• LISTED RECORDS:
<<<<

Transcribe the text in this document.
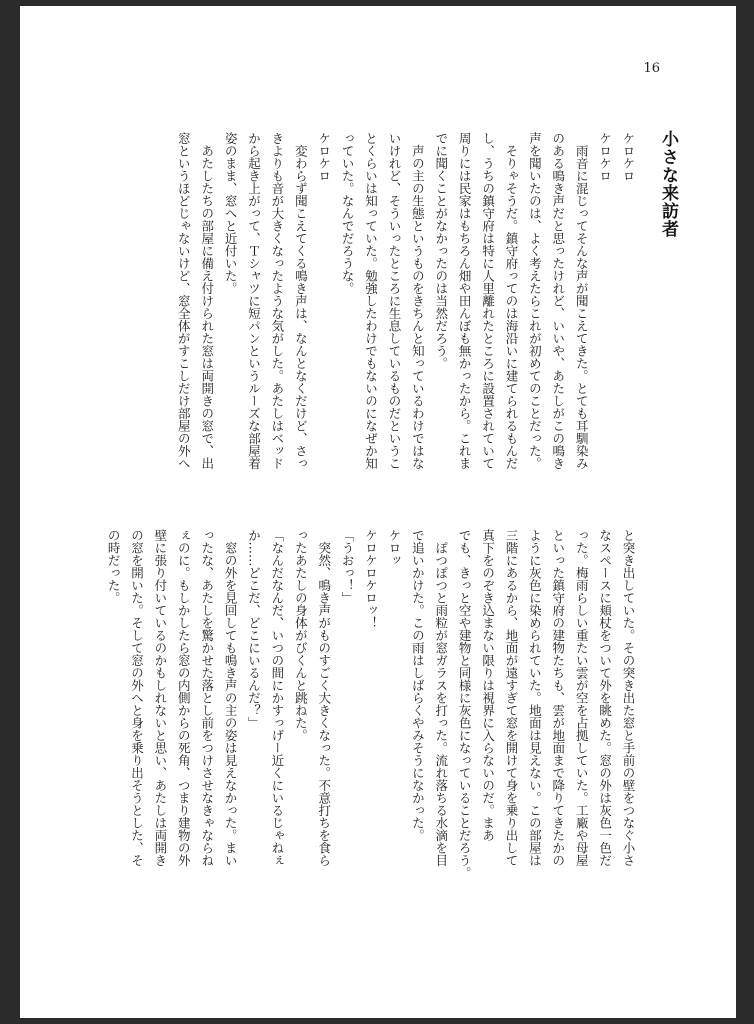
16
小さな来訪者

ケロケロ

ケロケロ

　雨音に混じってそんな声が聞こえてきた。とても耳馴染み

のある鳴き声だと思ったけれど、いいや、あたしがこの鳴き

声を聞いたのは、よく考えたらこれが初めてのことだった。

　そりゃそうだ。鎮守府ってのは海沿いに建てられるもんだ

し、うちの鎮守府は特に人里離れたところに設置されていて

周りには民家はもちろん畑や田んぼも無かったから。これま

でに聞くことがなかったのは当然だろう。

　声の主の生態というものをきちんと知っているわけではな

いけれど、そういったところに生息しているものだというこ

とくらいは知っていた。勉強したわけでもないのになぜか知

っていた。なんでだろうな。

ケロケロ

　変わらず聞こえてくる鳴き声は、なんとなくだけど、さっ

きよりも音が大きくなったような気がした。あたしはベッド

から起き上がって、Ｔシャツに短パンというルーズな部屋着

姿のまま、窓へと近付いた。

　あたしたちの部屋に備え付けられた窓は両開きの窓で、出

窓というほどじゃないけど、窓全体がすこしだけ部屋の外へ

と突き出していた。その突き出た窓と手前の壁をつなぐ小さ

なスペースに頬杖をついて外を眺めた。窓の外は灰色一色だ

った。梅雨らしい重たい雲が空を占拠していた。工廠や母屋

といった鎮守府の建物たちも、雲が地面まで降りてきたかの

ように灰色に染められていた。地面は見えない。この部屋は

三階にあるから、地面が遠すぎて窓を開けて身を乗り出して

真下をのぞき込まない限りは視界に入らないのだ。まあ

でも、きっと空や建物と同様に灰色になっていることだろう。

　ぽつぽつと雨粒が窓ガラスを打った。流れ落ちる水滴を目

で追いかけた。この雨はしばらくやみそうになかった。

ケロッ

ケロケロケロッ！

「うおっ！」

　突然、鳴き声がものすごく大きくなった。不意打ちを食ら

ったあたしの身体がびくんと跳ねた。

「なんだなんだ、いつの間にかすっげー近くにいるじゃねぇ

か……どこだ、どこにいるんだ？」

　窓の外を見回しても鳴き声の主の姿は見えなかった。まい

ったな、あたしを驚かせた落とし前をつけさせなきゃならね

ぇのに。もしかしたら窓の内側からの死角、つまり建物の外

壁に張り付いているのかもしれないと思い、あたしは両開き

の窓を開いた。そして窓の外へと身を乗り出そうとした、そ

の時だった。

>>>>

• YOUR OBJECTIVE: All of the entries need to be transcribed word for word; pictures are left out.

• COMPLETED TASK:
Transcribe the text in this document.
16
小さな来訪者

ケロケロ

ケロケロ

　雨音に混じってそんな声が聞こえてきた。とても耳馴染み

のある鳴き声だと思ったけれど、いいや、あたしがこの鳴き

声を聞いたのは、よく考えたらこれが初めてのことだった。

　そりゃそうだ。鎮守府ってのは海沿いに建てられるもんだ

し、うちの鎮守府は特に人里離れたところに設置されていて

周りには民家はもちろん畑や田んぼも無かったから。これま

でに聞くことがなかったのは当然だろう。

　声の主の生態というものをきちんと知っているわけではな

いけれど、そういったところに生息しているものだというこ

とくらいは知っていた。勉強したわけでもないのになぜか知

っていた。なんでだろうな。

ケロケロ

　変わらず聞こえてくる鳴き声は、なんとなくだけど、さっ

きよりも音が大きくなったような気がした。あたしはベッド

から起き上がって、Ｔシャツに短パンというルーズな部屋着

姿のまま、窓へと近付いた。

　あたしたちの部屋に備え付けられた窓は両開きの窓で、出

窓というほどじゃないけど、窓全体がすこしだけ部屋の外へ

と突き出していた。その突き出た窓と手前の壁をつなぐ小さ

なスペースに頬杖をついて外を眺めた。窓の外は灰色一色だ

った。梅雨らしい重たい雲が空を占拠していた。工廠や母屋

といった鎮守府の建物たちも、雲が地面まで降りてきたかの

ように灰色に染められていた。地面は見えない。この部屋は

三階にあるから、地面が遠すぎて窓を開けて身を乗り出して

真下をのぞき込まない限りは視界に入らないのだ。まあ

でも、きっと空や建物と同様に灰色になっていることだろう。

　ぽつぽつと雨粒が窓ガラスを打った。流れ落ちる水滴を目

で追いかけた。この雨はしばらくやみそうになかった。

ケロッ

ケロケロケロッ！

「うおっ！」

　突然、鳴き声がものすごく大きくなった。不意打ちを食ら

ったあたしの身体がびくんと跳ねた。

「なんだなんだ、いつの間にかすっげー近くにいるじゃねぇ

か……どこだ、どこにいるんだ？」

　窓の外を見回しても鳴き声の主の姿は見えなかった。まい

ったな、あたしを驚かせた落とし前をつけさせなきゃならね

ぇのに。もしかしたら窓の内側からの死角、つまり建物の外

壁に張り付いているのかもしれないと思い、あたしは両開き

の窓を開いた。そして窓の外へと身を乗り出そうとした、そ

の時だった。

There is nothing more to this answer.